È solo sviluppando una maggiore circolazione di idee e costruendo rapporti interni veramente democratici che coinvolgano tutte le istanze di base nelle decisioni, che si riesce ad ottenere una maggiore partecipazione dei militanti rendendoli più attivi e facendoli sentire realmente parte del partito, riuscendo così ad avere una visione più articolata della realtà (non si può vivere di sole inchieste).
Proprio a tale riguardo troviamo di una straordinaria gravità il fatto che sulla scelta della cosiddetta “disobbedienza sociale” non siano stati consultati, non già gli iscritti (che sarebbe troppa grazia), ma neanche i coordinatori provinciali! Eppure questa si è concretizzata come una scelta strategica importante.
Con “disobbedienza sociale” si intende un percorso avviato dai Giovani Comunisti con alcuni soggetti del movimento, come le Tute Bianche e Ya Basta che, dopo Genova, è sfociato in una piattaforma comune di azione politica: questa non è più, quindi, uno strumento per la lotta politica ma si identifica con la stessa.
La gravità di questa proposta così articolata sta nel fatto che assume questo tipo di lotta come alternativa in sé, invece di cercare di contrapporsi alla cultura dominante con un progetto politico alternativo.

▸ **CONTENUTO DEL DATASET**:
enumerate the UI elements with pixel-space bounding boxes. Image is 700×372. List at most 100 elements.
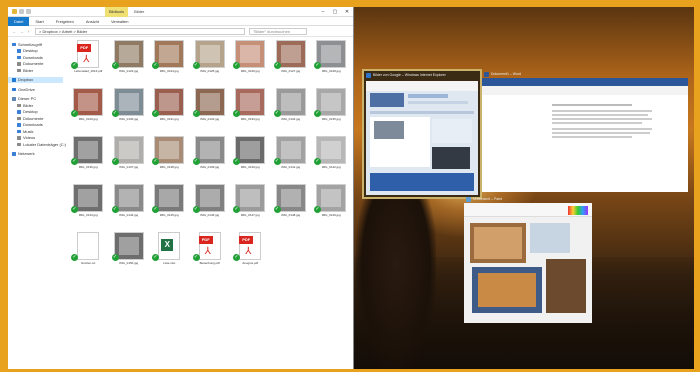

▸ **CONSEGNE**:
- a) Risponda alle seguenti domande sul testo sulla «disobbedienza sociale»:
(i) Oltre agli iscritti, chi non è stato consultato sulla scelta della «disobbedienza sociale»?
(ii) Chi ha avviato il percorso indicato con l'espressione «disobbedienza sociale»?
(iii) Dopo quale evento tale percorso è sfociato in una piattaforma comune di azione politica?
- b) Ripeta testualmente la parte del testo sulla «disobbedienza sociale» che si apre con le parole contenenti "La gravità di" e si chiude con "progetto politico alternativo.".
- c) Fornisca il seguito del testo sulla «disobbedienza sociale», a partire dalla frase successiva all'ultima riportata.

▸ **RISULTATI PER CONSEGNA**:
- a)
(i) I coordinatori provinciali.
(ii) I Giovani Comunisti, insieme ad alcuni soggetti del movimento, come le Tute Bianche e Ya Basta.
(iii) Dopo Genova.

- b)
La gravità di questa proposta così articolata sta nel fatto che assume questo tipo di lotta come alternativa in sé, invece di cercare di contrapporsi alla cultura dominante con un progetto politico alternativo.

- c)
Per quanto riguarda invece i metodi, la “disobbedienza” prevede, accanto a forme di lotta tradizionali come le occupazioni, anche strumenti d’intervento (dagli aeroplanini di carta alla vernice nella fontana e ad altri “dispetti” ) sulla cui efficacia nel contribuire alla formazione di una coscienza di sinistra nutriamo seri dubbi, tanto che, sino ad ora, nessuno aveva ritenuto di portarli ad esempio. Ci chiediamo, infatti, come sia possibile operare un salto di qualità nelle mobilitazioni e nelle capacità critiche degli studenti, soprattutto quando si propongono determinate pratiche che, per quanto affascinanti, portano raramente ad intervenire sull’insieme dei giovani. Anche dove si riscontra una buona partecipazione per questo genere di iniziative, ci pare difficile sostenere che il lancio di aerei di carta svolga una funzione di crescita politica! Se così fosse, più che bearsi del latente anticapitalismo del movimento, bisognerebbe sperare nel latente antimperialismo dei bimbi delle elementari.
Anche la scelta di operare congiuntamente con altre sigle in un’area disobbediente, sarebbe stata meritevole di un confronto. Quando i compagni chiedevano di portare nelle istanze del movimento le posizioni dei comunisti, veniva risposto loro che questo era un modo “egemonico” di porsi, che non avrebbe prodotto alcun risultato perché sarebbe stato accolto negativamente da altre realtà. Prendiamo atto, invece, che ora che si stabilisce una piattaforma d’identità e d’azione con le Tute Bianche, non si ha più il timore di influenzare negativamente le altre sensibilità politiche che compongono il movimento.
Al contrario, noi pensiamo che per costruire un forte movimento alternativo, non solo le forme di lotta da praticare debbano essere scelte da tutto il movimento, ma si debbano anche differenziare a seconda della situazione nella quale si opera e in base al livello di coscienza dei giovani da coinvolgere affinché decidano come attuare la protesta, in quanto riteniamo più importante la sostanza rispetto alla forma.
Ci auguriamo un confronto sereno su queste questioni a maggio, quando si dovrebbe tenere la tanto invocata Conferenza Nazionale dei Giovani Comunisti.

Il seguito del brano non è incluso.